* _TASK DIRECTIONS_:
Look through the lines below and extract each one that contains "signal".

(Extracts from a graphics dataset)

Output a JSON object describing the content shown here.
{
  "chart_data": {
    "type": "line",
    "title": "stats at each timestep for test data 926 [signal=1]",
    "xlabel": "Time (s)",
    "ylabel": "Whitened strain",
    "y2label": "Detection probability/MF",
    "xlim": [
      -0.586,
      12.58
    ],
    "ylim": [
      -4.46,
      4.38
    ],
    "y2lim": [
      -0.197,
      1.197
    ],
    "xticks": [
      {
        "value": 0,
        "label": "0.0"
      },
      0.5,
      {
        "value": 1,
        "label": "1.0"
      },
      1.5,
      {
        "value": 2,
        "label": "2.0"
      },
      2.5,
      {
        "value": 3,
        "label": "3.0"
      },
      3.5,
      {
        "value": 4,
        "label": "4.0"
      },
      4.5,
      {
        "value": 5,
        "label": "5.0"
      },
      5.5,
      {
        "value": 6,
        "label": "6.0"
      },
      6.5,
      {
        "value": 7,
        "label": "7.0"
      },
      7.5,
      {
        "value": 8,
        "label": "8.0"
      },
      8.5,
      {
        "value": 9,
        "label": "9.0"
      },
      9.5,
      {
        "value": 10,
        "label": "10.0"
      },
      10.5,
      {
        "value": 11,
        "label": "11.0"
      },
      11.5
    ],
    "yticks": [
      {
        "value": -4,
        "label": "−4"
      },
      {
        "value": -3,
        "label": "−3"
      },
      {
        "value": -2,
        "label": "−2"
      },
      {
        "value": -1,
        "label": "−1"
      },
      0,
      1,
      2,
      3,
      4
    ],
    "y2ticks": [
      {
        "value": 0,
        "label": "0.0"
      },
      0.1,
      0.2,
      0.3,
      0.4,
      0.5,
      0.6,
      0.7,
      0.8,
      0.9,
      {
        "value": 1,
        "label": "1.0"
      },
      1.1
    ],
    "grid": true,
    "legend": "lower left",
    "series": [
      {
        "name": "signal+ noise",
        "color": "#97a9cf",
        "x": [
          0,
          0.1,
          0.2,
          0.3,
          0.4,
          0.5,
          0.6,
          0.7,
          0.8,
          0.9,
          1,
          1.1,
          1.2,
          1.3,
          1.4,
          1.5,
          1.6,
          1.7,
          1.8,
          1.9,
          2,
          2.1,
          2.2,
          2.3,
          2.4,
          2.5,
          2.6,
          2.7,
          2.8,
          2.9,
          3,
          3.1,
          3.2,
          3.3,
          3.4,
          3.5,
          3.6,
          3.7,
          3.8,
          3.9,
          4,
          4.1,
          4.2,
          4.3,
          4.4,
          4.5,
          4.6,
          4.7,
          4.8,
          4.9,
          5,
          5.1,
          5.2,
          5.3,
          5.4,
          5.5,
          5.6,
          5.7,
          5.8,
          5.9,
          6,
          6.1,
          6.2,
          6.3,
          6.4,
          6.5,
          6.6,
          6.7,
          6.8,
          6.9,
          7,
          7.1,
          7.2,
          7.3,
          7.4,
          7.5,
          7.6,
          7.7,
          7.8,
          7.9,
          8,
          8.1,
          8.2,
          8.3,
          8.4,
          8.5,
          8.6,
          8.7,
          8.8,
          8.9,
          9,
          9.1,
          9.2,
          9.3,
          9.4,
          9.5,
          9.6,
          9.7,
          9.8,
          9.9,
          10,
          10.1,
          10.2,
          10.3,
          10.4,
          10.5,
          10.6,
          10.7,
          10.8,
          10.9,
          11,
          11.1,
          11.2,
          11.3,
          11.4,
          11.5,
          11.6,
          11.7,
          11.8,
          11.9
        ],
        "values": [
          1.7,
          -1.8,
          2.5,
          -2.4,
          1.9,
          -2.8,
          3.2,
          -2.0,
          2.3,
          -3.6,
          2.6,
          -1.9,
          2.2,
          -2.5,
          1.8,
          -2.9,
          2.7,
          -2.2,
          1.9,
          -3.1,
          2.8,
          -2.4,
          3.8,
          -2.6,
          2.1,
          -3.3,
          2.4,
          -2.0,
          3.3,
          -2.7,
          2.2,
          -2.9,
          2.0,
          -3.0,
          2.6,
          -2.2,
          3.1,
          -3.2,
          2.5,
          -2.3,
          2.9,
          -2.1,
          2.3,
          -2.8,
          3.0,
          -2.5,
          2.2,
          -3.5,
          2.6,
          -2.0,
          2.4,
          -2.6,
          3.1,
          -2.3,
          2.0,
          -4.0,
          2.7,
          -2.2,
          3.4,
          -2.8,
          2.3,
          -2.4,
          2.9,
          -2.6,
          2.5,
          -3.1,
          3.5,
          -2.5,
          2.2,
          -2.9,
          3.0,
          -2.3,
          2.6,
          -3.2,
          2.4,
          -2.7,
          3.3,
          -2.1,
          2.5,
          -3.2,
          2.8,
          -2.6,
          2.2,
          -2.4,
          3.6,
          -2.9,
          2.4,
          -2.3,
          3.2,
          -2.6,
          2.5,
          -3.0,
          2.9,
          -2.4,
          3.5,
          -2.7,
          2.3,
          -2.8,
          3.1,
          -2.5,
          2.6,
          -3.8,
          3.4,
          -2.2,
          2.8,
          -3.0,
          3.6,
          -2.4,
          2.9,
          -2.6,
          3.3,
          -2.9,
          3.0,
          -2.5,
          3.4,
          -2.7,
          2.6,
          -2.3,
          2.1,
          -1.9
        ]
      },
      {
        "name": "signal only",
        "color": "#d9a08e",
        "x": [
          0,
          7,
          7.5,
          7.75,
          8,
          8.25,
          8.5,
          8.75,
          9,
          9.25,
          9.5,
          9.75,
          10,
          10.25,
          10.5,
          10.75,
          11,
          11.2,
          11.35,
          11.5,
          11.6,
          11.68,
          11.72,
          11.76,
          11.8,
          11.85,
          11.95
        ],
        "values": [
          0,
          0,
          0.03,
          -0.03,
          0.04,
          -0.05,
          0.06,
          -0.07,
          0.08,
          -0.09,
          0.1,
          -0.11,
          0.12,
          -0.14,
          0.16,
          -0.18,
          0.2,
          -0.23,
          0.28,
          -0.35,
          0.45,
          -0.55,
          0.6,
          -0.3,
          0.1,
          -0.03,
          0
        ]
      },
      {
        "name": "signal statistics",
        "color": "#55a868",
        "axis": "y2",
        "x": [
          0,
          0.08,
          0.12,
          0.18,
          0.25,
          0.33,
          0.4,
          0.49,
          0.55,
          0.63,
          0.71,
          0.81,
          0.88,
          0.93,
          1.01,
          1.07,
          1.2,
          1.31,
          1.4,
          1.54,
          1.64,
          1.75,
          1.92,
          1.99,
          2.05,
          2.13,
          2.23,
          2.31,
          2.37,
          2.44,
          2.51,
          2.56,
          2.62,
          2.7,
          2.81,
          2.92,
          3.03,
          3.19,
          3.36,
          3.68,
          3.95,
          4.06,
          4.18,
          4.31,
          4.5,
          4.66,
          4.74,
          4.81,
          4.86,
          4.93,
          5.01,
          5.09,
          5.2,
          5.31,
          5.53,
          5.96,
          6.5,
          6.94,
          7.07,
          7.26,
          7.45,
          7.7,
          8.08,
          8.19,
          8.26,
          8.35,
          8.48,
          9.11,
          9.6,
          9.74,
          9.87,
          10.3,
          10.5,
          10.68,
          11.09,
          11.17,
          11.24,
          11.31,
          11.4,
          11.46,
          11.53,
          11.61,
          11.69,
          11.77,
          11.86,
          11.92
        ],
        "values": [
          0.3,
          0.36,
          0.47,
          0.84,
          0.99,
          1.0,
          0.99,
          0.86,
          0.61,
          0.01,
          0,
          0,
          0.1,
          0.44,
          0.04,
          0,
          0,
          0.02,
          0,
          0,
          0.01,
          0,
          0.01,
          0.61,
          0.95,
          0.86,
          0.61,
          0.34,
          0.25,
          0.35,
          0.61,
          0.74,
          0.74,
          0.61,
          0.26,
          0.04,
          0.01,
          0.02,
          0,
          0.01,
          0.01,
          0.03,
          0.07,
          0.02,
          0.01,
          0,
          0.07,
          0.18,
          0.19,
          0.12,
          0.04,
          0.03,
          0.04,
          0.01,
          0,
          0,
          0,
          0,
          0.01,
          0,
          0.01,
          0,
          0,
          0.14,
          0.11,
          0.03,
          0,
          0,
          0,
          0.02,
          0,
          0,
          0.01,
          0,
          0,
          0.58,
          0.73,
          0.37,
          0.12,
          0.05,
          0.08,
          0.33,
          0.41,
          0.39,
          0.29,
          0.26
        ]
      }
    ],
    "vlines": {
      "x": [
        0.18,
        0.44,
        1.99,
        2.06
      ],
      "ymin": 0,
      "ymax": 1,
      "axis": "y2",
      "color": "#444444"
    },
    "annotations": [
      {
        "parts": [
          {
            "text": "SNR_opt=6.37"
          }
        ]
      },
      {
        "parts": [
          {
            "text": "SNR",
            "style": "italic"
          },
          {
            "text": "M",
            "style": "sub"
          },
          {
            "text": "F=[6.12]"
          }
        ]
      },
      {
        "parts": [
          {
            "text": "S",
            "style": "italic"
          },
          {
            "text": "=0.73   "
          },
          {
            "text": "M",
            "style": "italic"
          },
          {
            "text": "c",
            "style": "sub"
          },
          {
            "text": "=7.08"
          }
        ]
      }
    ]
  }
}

* _ANSWER IN FULL_:
    "title": "stats at each timestep for test data 926 [signal=1]",
        "name": "signal+ noise",
        "name": "signal only",
        "name": "signal statistics",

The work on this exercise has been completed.